Copy out all lines in the data below containing the string "color".

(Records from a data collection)
%%

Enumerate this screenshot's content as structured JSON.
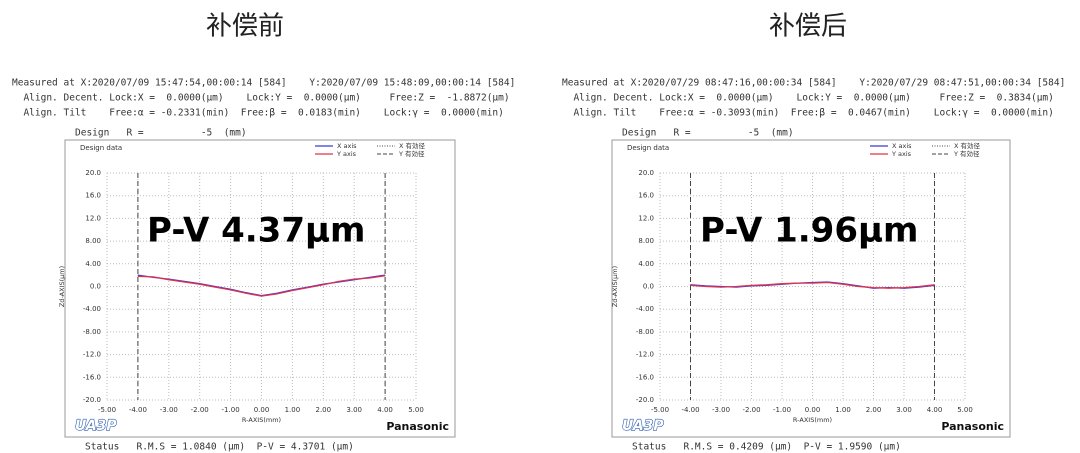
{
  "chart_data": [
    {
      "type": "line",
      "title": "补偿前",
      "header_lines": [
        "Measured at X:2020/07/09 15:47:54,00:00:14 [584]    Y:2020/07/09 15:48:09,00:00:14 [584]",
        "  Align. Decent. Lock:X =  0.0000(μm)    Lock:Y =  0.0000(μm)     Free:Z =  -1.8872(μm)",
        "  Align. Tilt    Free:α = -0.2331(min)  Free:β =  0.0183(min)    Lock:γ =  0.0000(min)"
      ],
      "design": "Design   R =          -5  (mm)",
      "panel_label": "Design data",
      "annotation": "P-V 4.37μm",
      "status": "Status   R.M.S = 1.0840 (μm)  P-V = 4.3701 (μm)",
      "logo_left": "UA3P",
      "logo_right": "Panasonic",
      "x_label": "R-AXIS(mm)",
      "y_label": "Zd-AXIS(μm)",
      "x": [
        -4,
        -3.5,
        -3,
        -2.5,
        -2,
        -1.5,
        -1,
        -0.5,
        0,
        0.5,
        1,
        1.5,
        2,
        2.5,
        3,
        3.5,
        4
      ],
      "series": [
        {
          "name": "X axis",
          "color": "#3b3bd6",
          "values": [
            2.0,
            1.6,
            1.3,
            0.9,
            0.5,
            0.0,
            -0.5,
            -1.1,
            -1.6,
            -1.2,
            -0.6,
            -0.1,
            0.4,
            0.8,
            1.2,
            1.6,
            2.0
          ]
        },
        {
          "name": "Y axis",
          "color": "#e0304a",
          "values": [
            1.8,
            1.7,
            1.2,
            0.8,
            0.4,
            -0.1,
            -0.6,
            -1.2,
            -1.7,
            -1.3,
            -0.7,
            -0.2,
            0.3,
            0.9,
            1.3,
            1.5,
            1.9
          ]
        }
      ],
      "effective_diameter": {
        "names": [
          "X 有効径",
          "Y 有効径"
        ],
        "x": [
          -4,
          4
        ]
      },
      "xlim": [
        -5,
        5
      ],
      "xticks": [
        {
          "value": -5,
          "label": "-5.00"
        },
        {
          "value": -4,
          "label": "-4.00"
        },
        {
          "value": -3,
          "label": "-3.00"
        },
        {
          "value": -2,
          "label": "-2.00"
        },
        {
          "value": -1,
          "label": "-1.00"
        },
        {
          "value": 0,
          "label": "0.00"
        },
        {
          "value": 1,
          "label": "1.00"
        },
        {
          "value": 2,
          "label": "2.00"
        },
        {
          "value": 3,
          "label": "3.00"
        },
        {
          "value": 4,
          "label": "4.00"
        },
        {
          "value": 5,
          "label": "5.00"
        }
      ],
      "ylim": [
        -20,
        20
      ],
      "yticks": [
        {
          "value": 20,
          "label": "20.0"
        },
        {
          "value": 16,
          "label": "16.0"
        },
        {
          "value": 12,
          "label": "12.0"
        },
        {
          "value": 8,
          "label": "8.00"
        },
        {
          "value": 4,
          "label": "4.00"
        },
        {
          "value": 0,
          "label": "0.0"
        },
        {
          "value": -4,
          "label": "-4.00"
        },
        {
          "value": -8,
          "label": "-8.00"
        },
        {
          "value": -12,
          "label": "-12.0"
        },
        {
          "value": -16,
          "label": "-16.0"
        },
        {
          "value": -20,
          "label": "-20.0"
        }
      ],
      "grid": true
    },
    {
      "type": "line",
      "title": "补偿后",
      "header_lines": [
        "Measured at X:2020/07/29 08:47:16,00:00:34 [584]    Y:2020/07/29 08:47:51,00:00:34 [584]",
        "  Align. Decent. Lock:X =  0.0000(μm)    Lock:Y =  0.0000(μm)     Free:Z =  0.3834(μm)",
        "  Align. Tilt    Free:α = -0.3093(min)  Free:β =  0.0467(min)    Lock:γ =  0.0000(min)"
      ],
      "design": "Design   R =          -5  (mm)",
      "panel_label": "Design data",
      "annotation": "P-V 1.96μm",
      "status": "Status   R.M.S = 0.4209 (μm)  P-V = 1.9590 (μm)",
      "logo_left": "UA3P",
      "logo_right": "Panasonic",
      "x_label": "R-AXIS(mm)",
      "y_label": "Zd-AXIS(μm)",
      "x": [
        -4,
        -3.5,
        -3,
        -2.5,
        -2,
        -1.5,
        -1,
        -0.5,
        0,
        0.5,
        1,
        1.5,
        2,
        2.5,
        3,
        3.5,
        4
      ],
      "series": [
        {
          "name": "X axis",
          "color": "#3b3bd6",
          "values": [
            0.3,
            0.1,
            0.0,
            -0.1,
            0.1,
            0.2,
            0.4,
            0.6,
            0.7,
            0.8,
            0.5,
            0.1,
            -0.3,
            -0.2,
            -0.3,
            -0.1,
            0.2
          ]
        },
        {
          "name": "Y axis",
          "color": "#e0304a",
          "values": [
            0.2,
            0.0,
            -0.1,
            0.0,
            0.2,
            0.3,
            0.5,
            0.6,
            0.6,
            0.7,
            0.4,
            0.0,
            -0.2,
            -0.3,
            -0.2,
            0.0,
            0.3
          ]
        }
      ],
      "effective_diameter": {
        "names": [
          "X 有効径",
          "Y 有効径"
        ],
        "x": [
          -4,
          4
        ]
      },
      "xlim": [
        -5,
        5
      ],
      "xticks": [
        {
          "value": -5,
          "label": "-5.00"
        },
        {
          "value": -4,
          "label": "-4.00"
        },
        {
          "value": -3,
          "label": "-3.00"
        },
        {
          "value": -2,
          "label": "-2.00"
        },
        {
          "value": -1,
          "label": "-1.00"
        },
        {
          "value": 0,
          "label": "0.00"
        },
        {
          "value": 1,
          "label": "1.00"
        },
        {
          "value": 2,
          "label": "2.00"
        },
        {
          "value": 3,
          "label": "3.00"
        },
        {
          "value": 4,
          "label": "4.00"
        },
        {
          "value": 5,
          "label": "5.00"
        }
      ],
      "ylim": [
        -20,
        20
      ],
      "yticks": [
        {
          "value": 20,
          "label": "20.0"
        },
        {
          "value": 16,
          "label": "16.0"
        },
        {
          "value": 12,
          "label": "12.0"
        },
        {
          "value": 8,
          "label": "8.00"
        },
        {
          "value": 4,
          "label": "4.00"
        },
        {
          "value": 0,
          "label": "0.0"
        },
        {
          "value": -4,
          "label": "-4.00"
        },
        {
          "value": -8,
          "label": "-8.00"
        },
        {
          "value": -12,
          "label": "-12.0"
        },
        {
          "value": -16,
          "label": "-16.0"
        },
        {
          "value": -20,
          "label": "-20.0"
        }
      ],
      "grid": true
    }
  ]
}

%%
%%

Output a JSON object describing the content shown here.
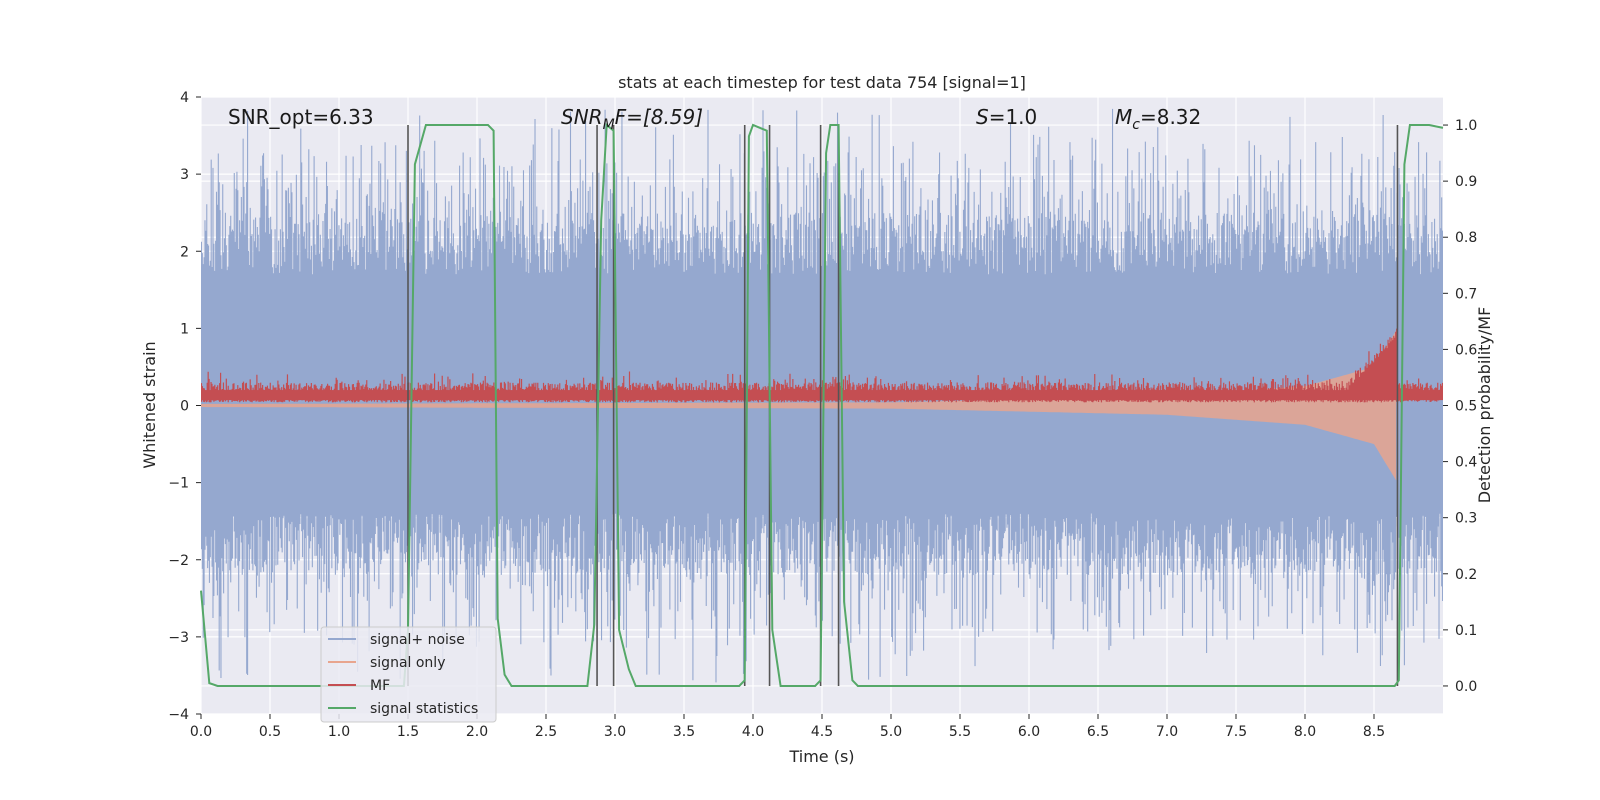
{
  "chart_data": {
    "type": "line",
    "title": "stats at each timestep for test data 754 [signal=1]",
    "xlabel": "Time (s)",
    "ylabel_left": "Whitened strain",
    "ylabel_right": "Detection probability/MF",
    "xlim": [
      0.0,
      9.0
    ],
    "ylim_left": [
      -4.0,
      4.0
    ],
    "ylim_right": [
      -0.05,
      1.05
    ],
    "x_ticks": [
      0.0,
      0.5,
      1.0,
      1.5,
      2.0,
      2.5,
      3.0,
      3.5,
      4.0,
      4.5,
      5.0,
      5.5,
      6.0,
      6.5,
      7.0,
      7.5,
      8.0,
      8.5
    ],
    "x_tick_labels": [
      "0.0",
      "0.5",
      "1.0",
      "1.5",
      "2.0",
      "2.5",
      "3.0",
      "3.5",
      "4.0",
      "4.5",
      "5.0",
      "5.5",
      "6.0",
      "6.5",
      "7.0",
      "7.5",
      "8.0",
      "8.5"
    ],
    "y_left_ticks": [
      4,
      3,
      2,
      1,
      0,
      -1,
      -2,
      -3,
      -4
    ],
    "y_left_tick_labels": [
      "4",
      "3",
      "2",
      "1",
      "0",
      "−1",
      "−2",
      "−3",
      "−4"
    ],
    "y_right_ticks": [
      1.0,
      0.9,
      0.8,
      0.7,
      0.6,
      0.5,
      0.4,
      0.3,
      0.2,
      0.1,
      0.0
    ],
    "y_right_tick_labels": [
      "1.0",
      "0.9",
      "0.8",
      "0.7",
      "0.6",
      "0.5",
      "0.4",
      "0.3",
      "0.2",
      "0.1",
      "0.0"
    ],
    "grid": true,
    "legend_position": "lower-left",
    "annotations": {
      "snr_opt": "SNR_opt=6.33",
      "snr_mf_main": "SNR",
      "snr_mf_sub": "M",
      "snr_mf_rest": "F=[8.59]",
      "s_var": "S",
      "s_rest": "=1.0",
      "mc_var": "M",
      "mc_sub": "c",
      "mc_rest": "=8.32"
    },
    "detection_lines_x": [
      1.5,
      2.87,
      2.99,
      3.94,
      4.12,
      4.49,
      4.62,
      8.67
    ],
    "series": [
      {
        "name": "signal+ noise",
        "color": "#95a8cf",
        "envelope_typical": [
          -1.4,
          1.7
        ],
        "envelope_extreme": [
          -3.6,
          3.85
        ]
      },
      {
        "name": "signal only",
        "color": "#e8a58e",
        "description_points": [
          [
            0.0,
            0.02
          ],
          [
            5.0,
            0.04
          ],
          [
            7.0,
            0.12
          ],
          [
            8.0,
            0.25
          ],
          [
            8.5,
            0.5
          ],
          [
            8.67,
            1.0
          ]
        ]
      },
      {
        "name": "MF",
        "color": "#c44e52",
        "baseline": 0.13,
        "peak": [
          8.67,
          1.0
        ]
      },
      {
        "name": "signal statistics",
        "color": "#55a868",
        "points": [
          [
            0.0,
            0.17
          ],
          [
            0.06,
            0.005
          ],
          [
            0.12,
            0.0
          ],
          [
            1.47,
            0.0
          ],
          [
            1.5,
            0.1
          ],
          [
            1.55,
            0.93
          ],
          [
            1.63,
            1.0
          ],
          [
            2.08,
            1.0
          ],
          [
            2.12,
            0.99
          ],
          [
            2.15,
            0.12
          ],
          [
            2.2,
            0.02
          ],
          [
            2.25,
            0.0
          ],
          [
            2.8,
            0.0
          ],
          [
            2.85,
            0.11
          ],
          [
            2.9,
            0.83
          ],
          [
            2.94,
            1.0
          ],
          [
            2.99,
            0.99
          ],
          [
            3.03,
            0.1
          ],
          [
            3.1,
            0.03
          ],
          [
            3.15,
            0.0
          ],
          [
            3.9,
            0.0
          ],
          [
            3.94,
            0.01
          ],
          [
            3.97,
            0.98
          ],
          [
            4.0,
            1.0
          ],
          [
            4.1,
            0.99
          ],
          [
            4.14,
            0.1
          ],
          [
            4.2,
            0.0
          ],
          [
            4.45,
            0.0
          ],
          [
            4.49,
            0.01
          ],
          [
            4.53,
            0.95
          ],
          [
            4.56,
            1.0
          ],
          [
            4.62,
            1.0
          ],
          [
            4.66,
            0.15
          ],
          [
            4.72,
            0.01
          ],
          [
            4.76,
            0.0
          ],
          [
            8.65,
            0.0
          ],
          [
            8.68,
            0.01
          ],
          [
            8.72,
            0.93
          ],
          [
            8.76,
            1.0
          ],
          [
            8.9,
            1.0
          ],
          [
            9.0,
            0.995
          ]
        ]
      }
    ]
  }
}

%%

▶ Finished task
          "color": "#3b3bd6",
          "color": "#e0304a",
          "color": "#3b3bd6",
          "color": "#e0304a",
        "color": "#95a8cf",
        "color": "#e8a58e",
        "color": "#c44e52",
        "color": "#55a868",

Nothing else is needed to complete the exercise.